Directive
Show every line below where "this" can be found.

Entries from a dataset
────────────────
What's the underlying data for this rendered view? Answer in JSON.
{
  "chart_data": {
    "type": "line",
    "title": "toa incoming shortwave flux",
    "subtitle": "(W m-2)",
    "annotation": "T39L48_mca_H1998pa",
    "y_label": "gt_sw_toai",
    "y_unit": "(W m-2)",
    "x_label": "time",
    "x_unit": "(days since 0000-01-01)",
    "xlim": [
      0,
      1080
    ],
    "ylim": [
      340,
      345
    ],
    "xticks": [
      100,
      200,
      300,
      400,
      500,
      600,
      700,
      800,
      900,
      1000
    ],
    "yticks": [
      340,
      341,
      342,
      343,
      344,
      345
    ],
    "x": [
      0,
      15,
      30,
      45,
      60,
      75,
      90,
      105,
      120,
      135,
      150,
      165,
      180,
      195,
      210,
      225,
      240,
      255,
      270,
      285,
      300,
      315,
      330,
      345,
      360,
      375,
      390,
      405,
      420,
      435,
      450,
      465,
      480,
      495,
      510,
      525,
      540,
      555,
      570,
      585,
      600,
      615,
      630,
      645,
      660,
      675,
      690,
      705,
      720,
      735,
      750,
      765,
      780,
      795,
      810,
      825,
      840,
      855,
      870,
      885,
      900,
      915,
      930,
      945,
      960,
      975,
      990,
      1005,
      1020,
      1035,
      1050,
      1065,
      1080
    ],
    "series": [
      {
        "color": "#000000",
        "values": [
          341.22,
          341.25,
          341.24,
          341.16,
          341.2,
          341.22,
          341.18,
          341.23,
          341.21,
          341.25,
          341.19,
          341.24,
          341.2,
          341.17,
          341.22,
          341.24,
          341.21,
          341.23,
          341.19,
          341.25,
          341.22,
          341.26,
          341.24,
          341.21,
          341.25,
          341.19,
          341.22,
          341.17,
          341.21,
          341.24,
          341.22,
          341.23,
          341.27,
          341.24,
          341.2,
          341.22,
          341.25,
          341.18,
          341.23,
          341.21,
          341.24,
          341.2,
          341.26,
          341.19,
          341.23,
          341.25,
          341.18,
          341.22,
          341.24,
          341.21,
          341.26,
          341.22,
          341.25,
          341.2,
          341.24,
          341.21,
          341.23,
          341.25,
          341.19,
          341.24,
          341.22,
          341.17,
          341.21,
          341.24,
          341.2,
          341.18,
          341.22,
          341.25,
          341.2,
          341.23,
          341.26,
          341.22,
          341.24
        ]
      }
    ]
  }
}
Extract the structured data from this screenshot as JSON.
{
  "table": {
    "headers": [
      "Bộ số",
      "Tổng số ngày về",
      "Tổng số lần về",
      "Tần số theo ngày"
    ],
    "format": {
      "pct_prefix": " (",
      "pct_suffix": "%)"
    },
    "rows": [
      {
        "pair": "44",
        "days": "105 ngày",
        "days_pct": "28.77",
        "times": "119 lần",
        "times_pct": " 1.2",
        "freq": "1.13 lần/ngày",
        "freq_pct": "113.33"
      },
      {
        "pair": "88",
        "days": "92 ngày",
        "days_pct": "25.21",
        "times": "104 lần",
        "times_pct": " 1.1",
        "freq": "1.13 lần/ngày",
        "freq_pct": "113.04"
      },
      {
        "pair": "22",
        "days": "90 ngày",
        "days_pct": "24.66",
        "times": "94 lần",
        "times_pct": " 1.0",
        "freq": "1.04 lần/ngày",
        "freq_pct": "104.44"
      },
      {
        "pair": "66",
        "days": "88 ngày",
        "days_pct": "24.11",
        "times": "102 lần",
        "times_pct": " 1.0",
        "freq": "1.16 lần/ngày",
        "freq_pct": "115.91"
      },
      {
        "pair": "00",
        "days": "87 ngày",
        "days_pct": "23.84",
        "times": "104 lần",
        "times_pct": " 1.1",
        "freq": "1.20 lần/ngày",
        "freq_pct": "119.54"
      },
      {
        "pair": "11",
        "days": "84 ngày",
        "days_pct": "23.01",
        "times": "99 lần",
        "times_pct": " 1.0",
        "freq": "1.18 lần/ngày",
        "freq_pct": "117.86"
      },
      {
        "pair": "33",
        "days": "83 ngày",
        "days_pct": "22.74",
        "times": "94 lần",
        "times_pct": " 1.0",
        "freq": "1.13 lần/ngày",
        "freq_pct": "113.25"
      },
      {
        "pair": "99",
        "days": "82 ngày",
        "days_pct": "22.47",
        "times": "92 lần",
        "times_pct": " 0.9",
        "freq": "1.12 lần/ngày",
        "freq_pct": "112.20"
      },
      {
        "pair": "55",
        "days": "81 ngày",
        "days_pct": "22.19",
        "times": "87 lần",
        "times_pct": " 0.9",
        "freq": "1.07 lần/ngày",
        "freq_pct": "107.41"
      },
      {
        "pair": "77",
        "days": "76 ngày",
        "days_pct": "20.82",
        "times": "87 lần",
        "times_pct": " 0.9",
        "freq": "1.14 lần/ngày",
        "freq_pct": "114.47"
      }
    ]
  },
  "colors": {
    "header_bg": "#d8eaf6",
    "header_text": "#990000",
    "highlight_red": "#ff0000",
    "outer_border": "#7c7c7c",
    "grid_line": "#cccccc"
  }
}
────────────────
Reply
What's the underlying data for this rendered view? Answer in JSON.
Extract the structured data from this screenshot as JSON.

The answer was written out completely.